---------- Records

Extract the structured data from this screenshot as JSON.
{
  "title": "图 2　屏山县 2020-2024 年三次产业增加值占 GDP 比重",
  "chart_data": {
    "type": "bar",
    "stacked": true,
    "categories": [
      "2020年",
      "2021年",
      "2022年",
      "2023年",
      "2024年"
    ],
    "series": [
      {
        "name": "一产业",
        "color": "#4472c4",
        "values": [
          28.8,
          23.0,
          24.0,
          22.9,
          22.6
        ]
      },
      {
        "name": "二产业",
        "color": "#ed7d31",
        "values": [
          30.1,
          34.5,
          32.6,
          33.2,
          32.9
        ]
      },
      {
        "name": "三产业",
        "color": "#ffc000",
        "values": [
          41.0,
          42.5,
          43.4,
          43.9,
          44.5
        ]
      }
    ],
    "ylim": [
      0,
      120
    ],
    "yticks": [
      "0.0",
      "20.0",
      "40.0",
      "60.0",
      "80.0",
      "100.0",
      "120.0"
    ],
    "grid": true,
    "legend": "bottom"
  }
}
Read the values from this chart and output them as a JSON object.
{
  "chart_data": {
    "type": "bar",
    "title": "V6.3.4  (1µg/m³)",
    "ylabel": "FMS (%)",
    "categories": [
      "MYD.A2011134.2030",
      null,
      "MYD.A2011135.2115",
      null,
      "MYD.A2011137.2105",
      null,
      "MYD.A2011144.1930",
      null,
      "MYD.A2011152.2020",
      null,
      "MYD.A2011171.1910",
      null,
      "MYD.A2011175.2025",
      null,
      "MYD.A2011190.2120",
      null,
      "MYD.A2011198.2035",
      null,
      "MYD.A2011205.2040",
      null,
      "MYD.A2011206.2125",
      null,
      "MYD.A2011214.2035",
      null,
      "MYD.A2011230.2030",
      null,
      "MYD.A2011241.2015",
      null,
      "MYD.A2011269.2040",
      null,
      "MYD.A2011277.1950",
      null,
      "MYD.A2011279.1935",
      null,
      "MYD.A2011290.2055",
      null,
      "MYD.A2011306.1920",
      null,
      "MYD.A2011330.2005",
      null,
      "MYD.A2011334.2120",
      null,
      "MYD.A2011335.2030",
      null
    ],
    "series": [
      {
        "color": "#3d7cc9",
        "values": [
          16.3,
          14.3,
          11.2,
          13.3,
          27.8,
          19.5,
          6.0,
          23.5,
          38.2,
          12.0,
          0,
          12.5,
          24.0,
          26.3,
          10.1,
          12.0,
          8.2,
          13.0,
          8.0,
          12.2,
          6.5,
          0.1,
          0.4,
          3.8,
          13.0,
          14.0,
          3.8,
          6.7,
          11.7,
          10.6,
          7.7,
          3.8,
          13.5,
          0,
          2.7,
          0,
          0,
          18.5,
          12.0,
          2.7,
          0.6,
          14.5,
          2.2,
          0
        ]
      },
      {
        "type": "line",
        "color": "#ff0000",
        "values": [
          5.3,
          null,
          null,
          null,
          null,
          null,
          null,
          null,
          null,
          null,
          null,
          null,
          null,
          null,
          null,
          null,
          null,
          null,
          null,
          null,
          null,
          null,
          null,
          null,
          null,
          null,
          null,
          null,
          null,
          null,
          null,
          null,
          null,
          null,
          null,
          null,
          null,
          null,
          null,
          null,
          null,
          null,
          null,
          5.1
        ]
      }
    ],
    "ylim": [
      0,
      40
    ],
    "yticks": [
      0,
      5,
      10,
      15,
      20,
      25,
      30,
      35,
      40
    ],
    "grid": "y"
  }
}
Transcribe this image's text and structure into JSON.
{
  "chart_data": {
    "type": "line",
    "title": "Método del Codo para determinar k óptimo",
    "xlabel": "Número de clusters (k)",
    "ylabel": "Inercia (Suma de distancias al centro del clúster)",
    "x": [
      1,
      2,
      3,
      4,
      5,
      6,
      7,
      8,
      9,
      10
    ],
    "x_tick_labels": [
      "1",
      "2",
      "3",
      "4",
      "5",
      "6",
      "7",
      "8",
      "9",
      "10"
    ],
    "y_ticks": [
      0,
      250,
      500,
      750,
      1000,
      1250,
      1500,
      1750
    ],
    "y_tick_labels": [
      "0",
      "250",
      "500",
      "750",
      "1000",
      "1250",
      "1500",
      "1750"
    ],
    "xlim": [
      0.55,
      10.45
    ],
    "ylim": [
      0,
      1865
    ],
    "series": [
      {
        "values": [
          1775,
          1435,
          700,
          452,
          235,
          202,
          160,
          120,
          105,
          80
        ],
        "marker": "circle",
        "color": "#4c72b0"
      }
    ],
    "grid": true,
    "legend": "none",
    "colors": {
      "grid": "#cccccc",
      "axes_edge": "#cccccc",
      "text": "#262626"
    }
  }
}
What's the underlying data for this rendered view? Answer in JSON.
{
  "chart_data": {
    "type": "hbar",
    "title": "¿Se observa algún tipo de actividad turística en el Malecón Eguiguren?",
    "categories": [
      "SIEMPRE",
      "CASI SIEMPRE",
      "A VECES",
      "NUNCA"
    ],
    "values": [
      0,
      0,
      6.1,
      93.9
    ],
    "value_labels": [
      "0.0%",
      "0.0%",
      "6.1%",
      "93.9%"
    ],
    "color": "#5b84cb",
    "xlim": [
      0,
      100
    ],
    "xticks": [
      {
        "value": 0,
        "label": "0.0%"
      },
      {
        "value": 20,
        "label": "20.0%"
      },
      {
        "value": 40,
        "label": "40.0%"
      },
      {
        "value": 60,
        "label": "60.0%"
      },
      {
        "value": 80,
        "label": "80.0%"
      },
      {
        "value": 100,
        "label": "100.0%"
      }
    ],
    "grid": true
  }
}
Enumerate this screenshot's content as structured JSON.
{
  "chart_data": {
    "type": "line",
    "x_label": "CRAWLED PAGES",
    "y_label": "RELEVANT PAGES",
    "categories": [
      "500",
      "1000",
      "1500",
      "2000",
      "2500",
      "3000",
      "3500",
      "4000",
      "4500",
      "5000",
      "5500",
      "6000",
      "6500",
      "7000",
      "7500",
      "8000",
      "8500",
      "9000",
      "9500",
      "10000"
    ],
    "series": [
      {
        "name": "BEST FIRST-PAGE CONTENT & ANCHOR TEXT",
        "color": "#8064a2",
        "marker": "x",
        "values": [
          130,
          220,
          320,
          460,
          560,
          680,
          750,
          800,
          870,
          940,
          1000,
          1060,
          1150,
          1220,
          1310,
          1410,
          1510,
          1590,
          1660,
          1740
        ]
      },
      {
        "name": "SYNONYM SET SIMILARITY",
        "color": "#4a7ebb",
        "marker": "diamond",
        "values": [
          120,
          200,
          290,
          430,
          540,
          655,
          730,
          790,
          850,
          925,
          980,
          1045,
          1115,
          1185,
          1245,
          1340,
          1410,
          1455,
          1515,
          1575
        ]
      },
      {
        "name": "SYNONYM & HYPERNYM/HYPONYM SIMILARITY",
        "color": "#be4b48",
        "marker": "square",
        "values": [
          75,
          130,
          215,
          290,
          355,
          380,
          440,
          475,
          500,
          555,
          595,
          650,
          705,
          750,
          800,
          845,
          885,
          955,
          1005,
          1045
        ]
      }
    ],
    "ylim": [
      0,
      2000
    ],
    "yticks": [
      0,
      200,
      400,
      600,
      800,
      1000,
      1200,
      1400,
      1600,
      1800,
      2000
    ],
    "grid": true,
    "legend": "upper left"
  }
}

--------------------

Emit the records above again, exactly, with no line skipped.

* Answer
Extract the structured data from this screenshot as JSON.
{
  "title": "图 2　屏山县 2020-2024 年三次产业增加值占 GDP 比重",
  "chart_data": {
    "type": "bar",
    "stacked": true,
    "categories": [
      "2020年",
      "2021年",
      "2022年",
      "2023年",
      "2024年"
    ],
    "series": [
      {
        "name": "一产业",
        "color": "#4472c4",
        "values": [
          28.8,
          23.0,
          24.0,
          22.9,
          22.6
        ]
      },
      {
        "name": "二产业",
        "color": "#ed7d31",
        "values": [
          30.1,
          34.5,
          32.6,
          33.2,
          32.9
        ]
      },
      {
        "name": "三产业",
        "color": "#ffc000",
        "values": [
          41.0,
          42.5,
          43.4,
          43.9,
          44.5
        ]
      }
    ],
    "ylim": [
      0,
      120
    ],
    "yticks": [
      "0.0",
      "20.0",
      "40.0",
      "60.0",
      "80.0",
      "100.0",
      "120.0"
    ],
    "grid": true,
    "legend": "bottom"
  }
}
Read the values from this chart and output them as a JSON object.
{
  "chart_data": {
    "type": "bar",
    "title": "V6.3.4  (1µg/m³)",
    "ylabel": "FMS (%)",
    "categories": [
      "MYD.A2011134.2030",
      null,
      "MYD.A2011135.2115",
      null,
      "MYD.A2011137.2105",
      null,
      "MYD.A2011144.1930",
      null,
      "MYD.A2011152.2020",
      null,
      "MYD.A2011171.1910",
      null,
      "MYD.A2011175.2025",
      null,
      "MYD.A2011190.2120",
      null,
      "MYD.A2011198.2035",
      null,
      "MYD.A2011205.2040",
      null,
      "MYD.A2011206.2125",
      null,
      "MYD.A2011214.2035",
      null,
      "MYD.A2011230.2030",
      null,
      "MYD.A2011241.2015",
      null,
      "MYD.A2011269.2040",
      null,
      "MYD.A2011277.1950",
      null,
      "MYD.A2011279.1935",
      null,
      "MYD.A2011290.2055",
      null,
      "MYD.A2011306.1920",
      null,
      "MYD.A2011330.2005",
      null,
      "MYD.A2011334.2120",
      null,
      "MYD.A2011335.2030",
      null
    ],
    "series": [
      {
        "color": "#3d7cc9",
        "values": [
          16.3,
          14.3,
          11.2,
          13.3,
          27.8,
          19.5,
          6.0,
          23.5,
          38.2,
          12.0,
          0,
          12.5,
          24.0,
          26.3,
          10.1,
          12.0,
          8.2,
          13.0,
          8.0,
          12.2,
          6.5,
          0.1,
          0.4,
          3.8,
          13.0,
          14.0,
          3.8,
          6.7,
          11.7,
          10.6,
          7.7,
          3.8,
          13.5,
          0,
          2.7,
          0,
          0,
          18.5,
          12.0,
          2.7,
          0.6,
          14.5,
          2.2,
          0
        ]
      },
      {
        "type": "line",
        "color": "#ff0000",
        "values": [
          5.3,
          null,
          null,
          null,
          null,
          null,
          null,
          null,
          null,
          null,
          null,
          null,
          null,
          null,
          null,
          null,
          null,
          null,
          null,
          null,
          null,
          null,
          null,
          null,
          null,
          null,
          null,
          null,
          null,
          null,
          null,
          null,
          null,
          null,
          null,
          null,
          null,
          null,
          null,
          null,
          null,
          null,
          null,
          5.1
        ]
      }
    ],
    "ylim": [
      0,
      40
    ],
    "yticks": [
      0,
      5,
      10,
      15,
      20,
      25,
      30,
      35,
      40
    ],
    "grid": "y"
  }
}
Transcribe this image's text and structure into JSON.
{
  "chart_data": {
    "type": "line",
    "title": "Método del Codo para determinar k óptimo",
    "xlabel": "Número de clusters (k)",
    "ylabel": "Inercia (Suma de distancias al centro del clúster)",
    "x": [
      1,
      2,
      3,
      4,
      5,
      6,
      7,
      8,
      9,
      10
    ],
    "x_tick_labels": [
      "1",
      "2",
      "3",
      "4",
      "5",
      "6",
      "7",
      "8",
      "9",
      "10"
    ],
    "y_ticks": [
      0,
      250,
      500,
      750,
      1000,
      1250,
      1500,
      1750
    ],
    "y_tick_labels": [
      "0",
      "250",
      "500",
      "750",
      "1000",
      "1250",
      "1500",
      "1750"
    ],
    "xlim": [
      0.55,
      10.45
    ],
    "ylim": [
      0,
      1865
    ],
    "series": [
      {
        "values": [
          1775,
          1435,
          700,
          452,
          235,
          202,
          160,
          120,
          105,
          80
        ],
        "marker": "circle",
        "color": "#4c72b0"
      }
    ],
    "grid": true,
    "legend": "none",
    "colors": {
      "grid": "#cccccc",
      "axes_edge": "#cccccc",
      "text": "#262626"
    }
  }
}
What's the underlying data for this rendered view? Answer in JSON.
{
  "chart_data": {
    "type": "hbar",
    "title": "¿Se observa algún tipo de actividad turística en el Malecón Eguiguren?",
    "categories": [
      "SIEMPRE",
      "CASI SIEMPRE",
      "A VECES",
      "NUNCA"
    ],
    "values": [
      0,
      0,
      6.1,
      93.9
    ],
    "value_labels": [
      "0.0%",
      "0.0%",
      "6.1%",
      "93.9%"
    ],
    "color": "#5b84cb",
    "xlim": [
      0,
      100
    ],
    "xticks": [
      {
        "value": 0,
        "label": "0.0%"
      },
      {
        "value": 20,
        "label": "20.0%"
      },
      {
        "value": 40,
        "label": "40.0%"
      },
      {
        "value": 60,
        "label": "60.0%"
      },
      {
        "value": 80,
        "label": "80.0%"
      },
      {
        "value": 100,
        "label": "100.0%"
      }
    ],
    "grid": true
  }
}
Enumerate this screenshot's content as structured JSON.
{
  "chart_data": {
    "type": "line",
    "x_label": "CRAWLED PAGES",
    "y_label": "RELEVANT PAGES",
    "categories": [
      "500",
      "1000",
      "1500",
      "2000",
      "2500",
      "3000",
      "3500",
      "4000",
      "4500",
      "5000",
      "5500",
      "6000",
      "6500",
      "7000",
      "7500",
      "8000",
      "8500",
      "9000",
      "9500",
      "10000"
    ],
    "series": [
      {
        "name": "BEST FIRST-PAGE CONTENT & ANCHOR TEXT",
        "color": "#8064a2",
        "marker": "x",
        "values": [
          130,
          220,
          320,
          460,
          560,
          680,
          750,
          800,
          870,
          940,
          1000,
          1060,
          1150,
          1220,
          1310,
          1410,
          1510,
          1590,
          1660,
          1740
        ]
      },
      {
        "name": "SYNONYM SET SIMILARITY",
        "color": "#4a7ebb",
        "marker": "diamond",
        "values": [
          120,
          200,
          290,
          430,
          540,
          655,
          730,
          790,
          850,
          925,
          980,
          1045,
          1115,
          1185,
          1245,
          1340,
          1410,
          1455,
          1515,
          1575
        ]
      },
      {
        "name": "SYNONYM & HYPERNYM/HYPONYM SIMILARITY",
        "color": "#be4b48",
        "marker": "square",
        "values": [
          75,
          130,
          215,
          290,
          355,
          380,
          440,
          475,
          500,
          555,
          595,
          650,
          705,
          750,
          800,
          845,
          885,
          955,
          1005,
          1045
        ]
      }
    ],
    "ylim": [
      0,
      2000
    ],
    "yticks": [
      0,
      200,
      400,
      600,
      800,
      1000,
      1200,
      1400,
      1600,
      1800,
      2000
    ],
    "grid": true,
    "legend": "upper left"
  }
}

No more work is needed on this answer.